Leave out any picture and return the remaining listing below exactly as given.

========

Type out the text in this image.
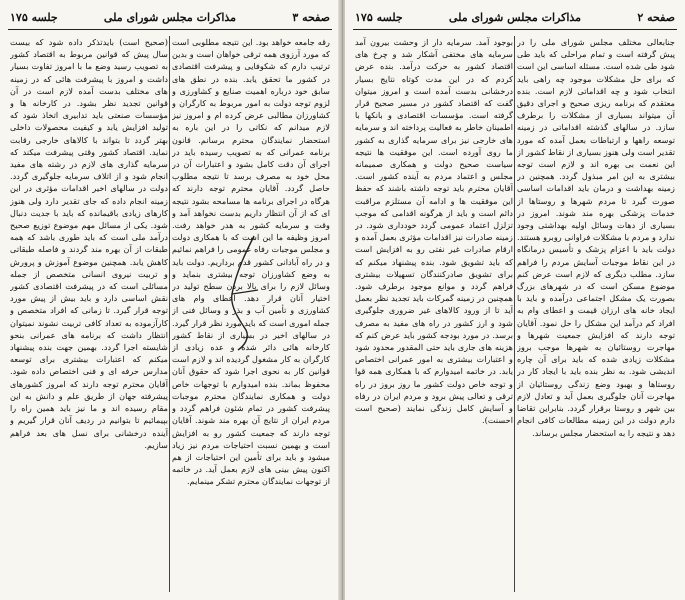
صفحه ۳
مذاکرات مجلس شورای ملی
جلسه ۱۷۵

رقه جامعه خواهد بود. این نتیجه مطلوبی است که مورد آرزوی همه ترقی خواهان است و بدین ترتیب دارم که شکوفایی و پیشرفت اقتصادی در کشور ما تحقق یابد. بنده در نطق های سابق خود درباره اهمیت صنایع و کشاورزی و لزوم توجه دولت به امور مربوط به کارگران و کشاورزان مطالبی عرض کرده ام و امروز نیز لازم میدانم که نکاتی را در این باره به استحضار نمایندگان محترم برسانم. قانون برنامه عمرانی که به تصویب رسیده باید در اجرای آن دقت کامل بشود و اعتبارات آن در محل خود به مصرف برسد تا نتیجه مطلوب حاصل گردد. آقایان محترم توجه دارند که هرگاه در اجرای برنامه ها مسامحه بشود نتیجه ای که از آن انتظار داریم بدست نخواهد آمد و وقت و سرمایه کشور به هدر خواهد رفت. امروز وظیفه ما این است که با همکاری دولت و مجلس موجبات رفاه عمومی را فراهم نمائیم و در راه آبادانی کشور قدم برداریم. دولت باید به وضع کشاورزان توجه بیشتری بنماید و وسائل لازم را برای بالا بردن سطح تولید در اختیار آنان قرار دهد. اعطای وام های کشاورزی و تأمین آب و بذر و وسائل فنی از جمله اموری است که باید مورد نظر قرار گیرد. در سالهای اخیر در بسیاری از نقاط کشور کارخانه هائی دائر شده و عده زیادی از کارگران به کار مشغول گردیده اند و لازم است قوانین کار به نحوی اجرا شود که حقوق آنان محفوظ بماند. بنده امیدوارم با توجهات خاص دولت و همکاری نمایندگان محترم موجبات پیشرفت کشور در تمام شئون فراهم گردد و مردم ایران از نتایج آن بهره مند شوند. آقایان توجه دارند که جمعیت کشور رو به افزایش است و بهمین نسبت احتیاجات مردم نیز زیاد میشود و باید برای تأمین این احتیاجات از هم اکنون پیش بینی های لازم بعمل آید. در خاتمه از توجهات نمایندگان محترم تشکر مینمایم.

(صحیح است) بایدتذکر داده شود که بیست سال پیش که قوانین مربوط به اقتصاد کشور به تصویب رسید وضع ما با امروز تفاوت بسیار داشت و امروز با پیشرفت هائی که در زمینه های مختلف بدست آمده لازم است در آن قوانین تجدید نظر بشود. در کارخانه ها و مؤسسات صنعتی باید تدابیری اتخاذ شود که تولید افزایش یابد و کیفیت محصولات داخلی بهتر گردد تا بتواند با کالاهای خارجی رقابت نماید. اقتصاد کشور وقتی پیشرفت میکند که سرمایه گذاری های لازم در رشته های مفید انجام شود و از اتلاف سرمایه جلوگیری گردد. دولت در سالهای اخیر اقدامات مؤثری در این زمینه انجام داده که جای تقدیر دارد ولی هنوز کارهای زیادی باقیمانده که باید با جدیت دنبال شود. یکی از مسائل مهم موضوع توزیع صحیح درآمد ملی است که باید طوری باشد که همه طبقات از آن بهره مند گردند و فاصله طبقاتی کاهش یابد. همچنین موضوع آموزش و پرورش و تربیت نیروی انسانی متخصص از جمله مسائلی است که در پیشرفت اقتصادی کشور نقش اساسی دارد و باید بیش از پیش مورد توجه قرار گیرد. تا زمانی که افراد متخصص و کارآزموده به تعداد کافی تربیت نشوند نمیتوان انتظار داشت که برنامه های عمرانی بنحو شایسته اجرا گردد. بهمین جهت بنده پیشنهاد میکنم که اعتبارات بیشتری برای توسعه مدارس حرفه ای و فنی اختصاص داده شود. آقایان محترم توجه دارند که امروز کشورهای پیشرفته جهان از طریق علم و دانش به این مقام رسیده اند و ما نیز باید همین راه را بپیمائیم تا بتوانیم در ردیف آنان قرار گیریم و آینده درخشانی برای نسل های بعد فراهم سازیم.

صفحه ۲
مذاکرات مجلس شورای ملی
جلسه ۱۷۵

جنابعالی مختلف مجلس شورای ملی را در پیش گرفته است و تمام مراحلی که باید طی شود طی شده است. مسئله اساسی این است که برای حل مشکلات موجود چه راهی باید انتخاب شود و چه اقداماتی لازم است. بنده معتقدم که برنامه ریزی صحیح و اجرای دقیق آن میتواند بسیاری از مشکلات را برطرف سازد. در سالهای گذشته اقداماتی در زمینه توسعه راهها و ارتباطات بعمل آمده که مورد تقدیر است ولی هنوز بسیاری از نقاط کشور از این نعمت بی بهره اند و لازم است توجه بیشتری به این امر مبذول گردد. همچنین در زمینه بهداشت و درمان باید اقدامات اساسی صورت گیرد تا مردم شهرها و روستاها از خدمات پزشکی بهره مند شوند. امروز در بسیاری از دهات وسائل اولیه بهداشتی وجود ندارد و مردم با مشکلات فراوانی روبرو هستند. دولت باید با اعزام پزشک و تأسیس درمانگاه در این نقاط موجبات آسایش مردم را فراهم سازد. مطلب دیگری که لازم است عرض کنم موضوع مسکن است که در شهرهای بزرگ بصورت یک مشکل اجتماعی درآمده و باید با ایجاد خانه های ارزان قیمت و اعطای وام به افراد کم درآمد این مشکل را حل نمود. آقایان توجه دارند که افزایش جمعیت شهرها و مهاجرت روستائیان به شهرها موجب بروز مشکلات زیادی شده که باید برای آن چاره اندیشی شود. به نظر بنده باید با ایجاد کار در روستاها و بهبود وضع زندگی روستائیان از مهاجرت آنان جلوگیری بعمل آید و تعادل لازم بین شهر و روستا برقرار گردد. بنابراین تقاضا دارم دولت در این زمینه مطالعات کافی انجام دهد و نتیجه را به استحضار مجلس برساند.

بوجود آمد. سرمایه دار از وحشت بیرون آمد سرمایه های مختفی آشکار شد و چرخ های اقتصاد کشور به حرکت درآمد. بنده عرض کردم که در این مدت کوتاه نتایج بسیار درخشانی بدست آمده است و امروز میتوان گفت که اقتصاد کشور در مسیر صحیح قرار گرفته است. مؤسسات اقتصادی و بانکها با اطمینان خاطر به فعالیت پرداخته اند و سرمایه های خارجی نیز برای سرمایه گذاری به کشور ما روی آورده است. این موفقیت ها نتیجه سیاست صحیح دولت و همکاری صمیمانه مجلس و اعتماد مردم به آینده کشور است. آقایان محترم باید توجه داشته باشند که حفظ این موفقیت ها و ادامه آن مستلزم مراقبت دائم است و باید از هرگونه اقدامی که موجب تزلزل اعتماد عمومی گردد خودداری شود. در زمینه صادرات نیز اقدامات مؤثری بعمل آمده و ارقام صادرات غیر نفتی رو به افزایش است که باید تشویق شود. بنده پیشنهاد میکنم که برای تشویق صادرکنندگان تسهیلات بیشتری فراهم گردد و موانع موجود برطرف شود. همچنین در زمینه گمرکات باید تجدید نظر بعمل آید تا از ورود کالاهای غیر ضروری جلوگیری شود و ارز کشور در راه های مفید به مصرف برسد. در مورد بودجه کشور باید عرض کنم که هزینه های جاری باید حتی المقدور محدود شود و اعتبارات بیشتری به امور عمرانی اختصاص یابد. در خاتمه امیدوارم که با همکاری همه قوا و توجه خاص دولت کشور ما روز بروز در راه ترقی و تعالی پیش برود و مردم ایران در رفاه و آسایش کامل زندگی نمایند (صحیح است احسنت).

========

**The output:**
Type out the text in this image.
صفحه ۳
مذاکرات مجلس شورای ملی
جلسه ۱۷۵

رقه جامعه خواهد بود. این نتیجه مطلوبی است که مورد آرزوی همه ترقی خواهان است و بدین ترتیب دارم که شکوفایی و پیشرفت اقتصادی در کشور ما تحقق یابد. بنده در نطق های سابق خود درباره اهمیت صنایع و کشاورزی و لزوم توجه دولت به امور مربوط به کارگران و کشاورزان مطالبی عرض کرده ام و امروز نیز لازم میدانم که نکاتی را در این باره به استحضار نمایندگان محترم برسانم. قانون برنامه عمرانی که به تصویب رسیده باید در اجرای آن دقت کامل بشود و اعتبارات آن در محل خود به مصرف برسد تا نتیجه مطلوب حاصل گردد. آقایان محترم توجه دارند که هرگاه در اجرای برنامه ها مسامحه بشود نتیجه ای که از آن انتظار داریم بدست نخواهد آمد و وقت و سرمایه کشور به هدر خواهد رفت. امروز وظیفه ما این است که با همکاری دولت و مجلس موجبات رفاه عمومی را فراهم نمائیم و در راه آبادانی کشور قدم برداریم. دولت باید به وضع کشاورزان توجه بیشتری بنماید و وسائل لازم را برای بالا بردن سطح تولید در اختیار آنان قرار دهد. اعطای وام های کشاورزی و تأمین آب و بذر و وسائل فنی از جمله اموری است که باید مورد نظر قرار گیرد. در سالهای اخیر در بسیاری از نقاط کشور کارخانه هائی دائر شده و عده زیادی از کارگران به کار مشغول گردیده اند و لازم است قوانین کار به نحوی اجرا شود که حقوق آنان محفوظ بماند. بنده امیدوارم با توجهات خاص دولت و همکاری نمایندگان محترم موجبات پیشرفت کشور در تمام شئون فراهم گردد و مردم ایران از نتایج آن بهره مند شوند. آقایان توجه دارند که جمعیت کشور رو به افزایش است و بهمین نسبت احتیاجات مردم نیز زیاد میشود و باید برای تأمین این احتیاجات از هم اکنون پیش بینی های لازم بعمل آید. در خاتمه از توجهات نمایندگان محترم تشکر مینمایم.

(صحیح است) بایدتذکر داده شود که بیست سال پیش که قوانین مربوط به اقتصاد کشور به تصویب رسید وضع ما با امروز تفاوت بسیار داشت و امروز با پیشرفت هائی که در زمینه های مختلف بدست آمده لازم است در آن قوانین تجدید نظر بشود. در کارخانه ها و مؤسسات صنعتی باید تدابیری اتخاذ شود که تولید افزایش یابد و کیفیت محصولات داخلی بهتر گردد تا بتواند با کالاهای خارجی رقابت نماید. اقتصاد کشور وقتی پیشرفت میکند که سرمایه گذاری های لازم در رشته های مفید انجام شود و از اتلاف سرمایه جلوگیری گردد. دولت در سالهای اخیر اقدامات مؤثری در این زمینه انجام داده که جای تقدیر دارد ولی هنوز کارهای زیادی باقیمانده که باید با جدیت دنبال شود. یکی از مسائل مهم موضوع توزیع صحیح درآمد ملی است که باید طوری باشد که همه طبقات از آن بهره مند گردند و فاصله طبقاتی کاهش یابد. همچنین موضوع آموزش و پرورش و تربیت نیروی انسانی متخصص از جمله مسائلی است که در پیشرفت اقتصادی کشور نقش اساسی دارد و باید بیش از پیش مورد توجه قرار گیرد. تا زمانی که افراد متخصص و کارآزموده به تعداد کافی تربیت نشوند نمیتوان انتظار داشت که برنامه های عمرانی بنحو شایسته اجرا گردد. بهمین جهت بنده پیشنهاد میکنم که اعتبارات بیشتری برای توسعه مدارس حرفه ای و فنی اختصاص داده شود. آقایان محترم توجه دارند که امروز کشورهای پیشرفته جهان از طریق علم و دانش به این مقام رسیده اند و ما نیز باید همین راه را بپیمائیم تا بتوانیم در ردیف آنان قرار گیریم و آینده درخشانی برای نسل های بعد فراهم سازیم.

صفحه ۲
مذاکرات مجلس شورای ملی
جلسه ۱۷۵

جنابعالی مختلف مجلس شورای ملی را در پیش گرفته است و تمام مراحلی که باید طی شود طی شده است. مسئله اساسی این است که برای حل مشکلات موجود چه راهی باید انتخاب شود و چه اقداماتی لازم است. بنده معتقدم که برنامه ریزی صحیح و اجرای دقیق آن میتواند بسیاری از مشکلات را برطرف سازد. در سالهای گذشته اقداماتی در زمینه توسعه راهها و ارتباطات بعمل آمده که مورد تقدیر است ولی هنوز بسیاری از نقاط کشور از این نعمت بی بهره اند و لازم است توجه بیشتری به این امر مبذول گردد. همچنین در زمینه بهداشت و درمان باید اقدامات اساسی صورت گیرد تا مردم شهرها و روستاها از خدمات پزشکی بهره مند شوند. امروز در بسیاری از دهات وسائل اولیه بهداشتی وجود ندارد و مردم با مشکلات فراوانی روبرو هستند. دولت باید با اعزام پزشک و تأسیس درمانگاه در این نقاط موجبات آسایش مردم را فراهم سازد. مطلب دیگری که لازم است عرض کنم موضوع مسکن است که در شهرهای بزرگ بصورت یک مشکل اجتماعی درآمده و باید با ایجاد خانه های ارزان قیمت و اعطای وام به افراد کم درآمد این مشکل را حل نمود. آقایان توجه دارند که افزایش جمعیت شهرها و مهاجرت روستائیان به شهرها موجب بروز مشکلات زیادی شده که باید برای آن چاره اندیشی شود. به نظر بنده باید با ایجاد کار در روستاها و بهبود وضع زندگی روستائیان از مهاجرت آنان جلوگیری بعمل آید و تعادل لازم بین شهر و روستا برقرار گردد. بنابراین تقاضا دارم دولت در این زمینه مطالعات کافی انجام دهد و نتیجه را به استحضار مجلس برساند.

بوجود آمد. سرمایه دار از وحشت بیرون آمد سرمایه های مختفی آشکار شد و چرخ های اقتصاد کشور به حرکت درآمد. بنده عرض کردم که در این مدت کوتاه نتایج بسیار درخشانی بدست آمده است و امروز میتوان گفت که اقتصاد کشور در مسیر صحیح قرار گرفته است. مؤسسات اقتصادی و بانکها با اطمینان خاطر به فعالیت پرداخته اند و سرمایه های خارجی نیز برای سرمایه گذاری به کشور ما روی آورده است. این موفقیت ها نتیجه سیاست صحیح دولت و همکاری صمیمانه مجلس و اعتماد مردم به آینده کشور است. آقایان محترم باید توجه داشته باشند که حفظ این موفقیت ها و ادامه آن مستلزم مراقبت دائم است و باید از هرگونه اقدامی که موجب تزلزل اعتماد عمومی گردد خودداری شود. در زمینه صادرات نیز اقدامات مؤثری بعمل آمده و ارقام صادرات غیر نفتی رو به افزایش است که باید تشویق شود. بنده پیشنهاد میکنم که برای تشویق صادرکنندگان تسهیلات بیشتری فراهم گردد و موانع موجود برطرف شود. همچنین در زمینه گمرکات باید تجدید نظر بعمل آید تا از ورود کالاهای غیر ضروری جلوگیری شود و ارز کشور در راه های مفید به مصرف برسد. در مورد بودجه کشور باید عرض کنم که هزینه های جاری باید حتی المقدور محدود شود و اعتبارات بیشتری به امور عمرانی اختصاص یابد. در خاتمه امیدوارم که با همکاری همه قوا و توجه خاص دولت کشور ما روز بروز در راه ترقی و تعالی پیش برود و مردم ایران در رفاه و آسایش کامل زندگی نمایند (صحیح است احسنت).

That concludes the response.